- [Aim] Note each line where "files" appears, and copy it.
======== Task data ========
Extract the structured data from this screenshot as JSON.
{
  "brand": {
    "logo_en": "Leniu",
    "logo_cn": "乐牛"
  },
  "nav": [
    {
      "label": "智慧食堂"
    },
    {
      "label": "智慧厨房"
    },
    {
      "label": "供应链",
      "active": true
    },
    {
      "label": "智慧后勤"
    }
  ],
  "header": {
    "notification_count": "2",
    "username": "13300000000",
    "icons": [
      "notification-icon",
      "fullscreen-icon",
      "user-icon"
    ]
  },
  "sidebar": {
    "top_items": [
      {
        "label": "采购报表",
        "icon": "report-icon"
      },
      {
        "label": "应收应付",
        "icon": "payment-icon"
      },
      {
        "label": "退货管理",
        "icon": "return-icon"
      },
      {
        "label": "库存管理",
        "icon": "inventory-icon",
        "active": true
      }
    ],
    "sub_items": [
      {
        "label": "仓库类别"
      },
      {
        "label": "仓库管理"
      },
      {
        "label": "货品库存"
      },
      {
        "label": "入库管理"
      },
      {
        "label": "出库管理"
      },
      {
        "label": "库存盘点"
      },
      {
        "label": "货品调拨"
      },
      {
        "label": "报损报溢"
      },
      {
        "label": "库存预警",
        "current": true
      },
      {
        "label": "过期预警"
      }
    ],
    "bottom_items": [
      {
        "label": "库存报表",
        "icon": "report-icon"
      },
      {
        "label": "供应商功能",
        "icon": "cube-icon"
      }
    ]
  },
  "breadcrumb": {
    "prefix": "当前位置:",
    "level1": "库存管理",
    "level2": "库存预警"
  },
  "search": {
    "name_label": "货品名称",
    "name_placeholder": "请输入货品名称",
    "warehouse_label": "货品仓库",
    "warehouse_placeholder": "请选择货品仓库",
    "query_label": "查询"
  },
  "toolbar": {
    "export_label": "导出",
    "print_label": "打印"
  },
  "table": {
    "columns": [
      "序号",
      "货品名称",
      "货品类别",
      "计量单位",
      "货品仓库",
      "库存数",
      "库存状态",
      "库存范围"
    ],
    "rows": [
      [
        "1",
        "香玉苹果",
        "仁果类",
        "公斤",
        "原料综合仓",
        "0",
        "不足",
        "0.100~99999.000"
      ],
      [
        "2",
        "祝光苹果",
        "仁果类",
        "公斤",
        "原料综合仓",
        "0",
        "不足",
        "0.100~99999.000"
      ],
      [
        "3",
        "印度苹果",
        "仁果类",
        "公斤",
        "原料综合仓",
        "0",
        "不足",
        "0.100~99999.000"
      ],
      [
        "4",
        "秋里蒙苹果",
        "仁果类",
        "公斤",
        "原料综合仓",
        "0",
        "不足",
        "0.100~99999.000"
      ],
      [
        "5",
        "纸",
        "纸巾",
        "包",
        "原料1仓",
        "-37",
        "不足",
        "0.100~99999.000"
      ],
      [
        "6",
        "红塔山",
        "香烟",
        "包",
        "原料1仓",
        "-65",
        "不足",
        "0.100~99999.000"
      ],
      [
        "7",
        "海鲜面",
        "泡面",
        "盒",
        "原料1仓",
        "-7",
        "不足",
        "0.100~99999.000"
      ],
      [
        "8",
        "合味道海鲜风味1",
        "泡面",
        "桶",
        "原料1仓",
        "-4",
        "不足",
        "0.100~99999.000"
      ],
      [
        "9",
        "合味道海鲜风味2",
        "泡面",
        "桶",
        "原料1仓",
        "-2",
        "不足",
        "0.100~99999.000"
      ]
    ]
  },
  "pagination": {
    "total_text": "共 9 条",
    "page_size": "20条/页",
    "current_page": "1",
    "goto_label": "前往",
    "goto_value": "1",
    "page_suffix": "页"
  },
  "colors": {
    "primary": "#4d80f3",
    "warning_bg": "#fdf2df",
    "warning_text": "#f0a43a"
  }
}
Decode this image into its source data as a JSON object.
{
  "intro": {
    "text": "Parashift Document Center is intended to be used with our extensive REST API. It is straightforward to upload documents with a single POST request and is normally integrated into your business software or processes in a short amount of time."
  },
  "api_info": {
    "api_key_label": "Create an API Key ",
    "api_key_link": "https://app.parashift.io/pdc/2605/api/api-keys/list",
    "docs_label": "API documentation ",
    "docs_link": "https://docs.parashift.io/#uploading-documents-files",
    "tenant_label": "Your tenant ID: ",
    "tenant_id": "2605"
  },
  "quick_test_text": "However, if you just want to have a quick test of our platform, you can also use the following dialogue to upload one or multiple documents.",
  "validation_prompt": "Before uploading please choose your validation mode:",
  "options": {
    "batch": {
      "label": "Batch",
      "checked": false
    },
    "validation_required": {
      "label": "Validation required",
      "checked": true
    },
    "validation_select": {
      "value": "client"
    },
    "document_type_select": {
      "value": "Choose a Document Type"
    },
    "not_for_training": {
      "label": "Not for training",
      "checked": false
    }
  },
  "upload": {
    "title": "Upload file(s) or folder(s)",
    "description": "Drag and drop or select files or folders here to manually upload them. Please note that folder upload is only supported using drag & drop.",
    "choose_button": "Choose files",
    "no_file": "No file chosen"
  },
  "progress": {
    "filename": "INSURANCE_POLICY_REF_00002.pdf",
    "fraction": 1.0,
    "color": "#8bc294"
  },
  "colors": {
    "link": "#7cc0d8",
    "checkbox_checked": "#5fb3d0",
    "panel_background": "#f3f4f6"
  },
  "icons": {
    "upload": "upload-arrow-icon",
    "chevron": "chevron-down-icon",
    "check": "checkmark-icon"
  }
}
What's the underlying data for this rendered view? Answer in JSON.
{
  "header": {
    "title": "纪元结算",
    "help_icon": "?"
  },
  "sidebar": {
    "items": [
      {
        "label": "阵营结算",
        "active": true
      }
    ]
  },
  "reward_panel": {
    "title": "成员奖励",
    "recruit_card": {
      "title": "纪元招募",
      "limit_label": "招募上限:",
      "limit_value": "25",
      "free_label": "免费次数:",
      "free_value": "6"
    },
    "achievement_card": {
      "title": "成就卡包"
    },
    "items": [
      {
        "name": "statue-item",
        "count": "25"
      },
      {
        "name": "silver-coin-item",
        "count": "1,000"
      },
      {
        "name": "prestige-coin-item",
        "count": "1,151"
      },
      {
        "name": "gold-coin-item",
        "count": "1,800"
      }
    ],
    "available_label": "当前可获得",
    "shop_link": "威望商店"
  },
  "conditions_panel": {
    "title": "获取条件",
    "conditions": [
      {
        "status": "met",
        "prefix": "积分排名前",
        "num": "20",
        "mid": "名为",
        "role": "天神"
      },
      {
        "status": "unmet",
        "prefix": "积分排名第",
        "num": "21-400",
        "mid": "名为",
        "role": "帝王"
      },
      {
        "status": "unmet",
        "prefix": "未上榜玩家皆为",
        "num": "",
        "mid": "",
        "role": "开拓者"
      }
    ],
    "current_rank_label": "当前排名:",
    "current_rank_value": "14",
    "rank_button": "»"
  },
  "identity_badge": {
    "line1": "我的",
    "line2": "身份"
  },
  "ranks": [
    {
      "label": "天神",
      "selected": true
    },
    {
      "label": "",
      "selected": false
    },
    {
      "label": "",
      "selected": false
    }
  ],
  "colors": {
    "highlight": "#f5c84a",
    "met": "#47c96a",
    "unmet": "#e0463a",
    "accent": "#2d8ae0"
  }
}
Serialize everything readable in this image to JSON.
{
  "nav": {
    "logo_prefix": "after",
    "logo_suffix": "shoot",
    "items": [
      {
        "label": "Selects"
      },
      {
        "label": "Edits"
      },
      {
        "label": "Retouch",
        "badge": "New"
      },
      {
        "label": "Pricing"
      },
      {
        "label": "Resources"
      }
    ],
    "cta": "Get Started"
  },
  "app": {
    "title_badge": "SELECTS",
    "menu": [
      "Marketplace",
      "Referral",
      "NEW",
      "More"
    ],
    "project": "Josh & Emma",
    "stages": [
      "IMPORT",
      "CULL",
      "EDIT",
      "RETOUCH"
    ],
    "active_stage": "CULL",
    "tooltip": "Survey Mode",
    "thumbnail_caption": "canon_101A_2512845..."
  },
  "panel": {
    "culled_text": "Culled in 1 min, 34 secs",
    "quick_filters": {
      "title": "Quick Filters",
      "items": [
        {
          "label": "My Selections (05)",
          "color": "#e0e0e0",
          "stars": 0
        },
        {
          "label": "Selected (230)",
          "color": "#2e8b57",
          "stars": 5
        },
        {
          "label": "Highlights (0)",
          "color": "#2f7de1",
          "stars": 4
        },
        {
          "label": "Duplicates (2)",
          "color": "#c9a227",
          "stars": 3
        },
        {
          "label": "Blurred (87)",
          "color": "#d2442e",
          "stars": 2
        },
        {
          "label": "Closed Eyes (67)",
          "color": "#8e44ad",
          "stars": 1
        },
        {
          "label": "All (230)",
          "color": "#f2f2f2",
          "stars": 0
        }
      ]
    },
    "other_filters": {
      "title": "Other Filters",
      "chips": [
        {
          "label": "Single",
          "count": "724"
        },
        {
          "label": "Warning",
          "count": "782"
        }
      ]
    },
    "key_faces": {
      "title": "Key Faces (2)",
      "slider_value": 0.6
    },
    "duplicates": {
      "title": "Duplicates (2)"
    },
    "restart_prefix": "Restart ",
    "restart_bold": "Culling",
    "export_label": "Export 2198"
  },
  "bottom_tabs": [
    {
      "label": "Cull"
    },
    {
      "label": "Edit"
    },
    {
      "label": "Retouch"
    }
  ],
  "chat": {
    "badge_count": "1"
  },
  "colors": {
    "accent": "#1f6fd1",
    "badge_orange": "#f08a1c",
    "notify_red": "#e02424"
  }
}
========
- [Finished task]
    "docs_link": "https://docs.parashift.io/#uploading-documents-files",
    "description": "Drag and drop or select files or folders here to manually upload them. Please note that folder upload is only supported using drag & drop.",
    "choose_button": "Choose files",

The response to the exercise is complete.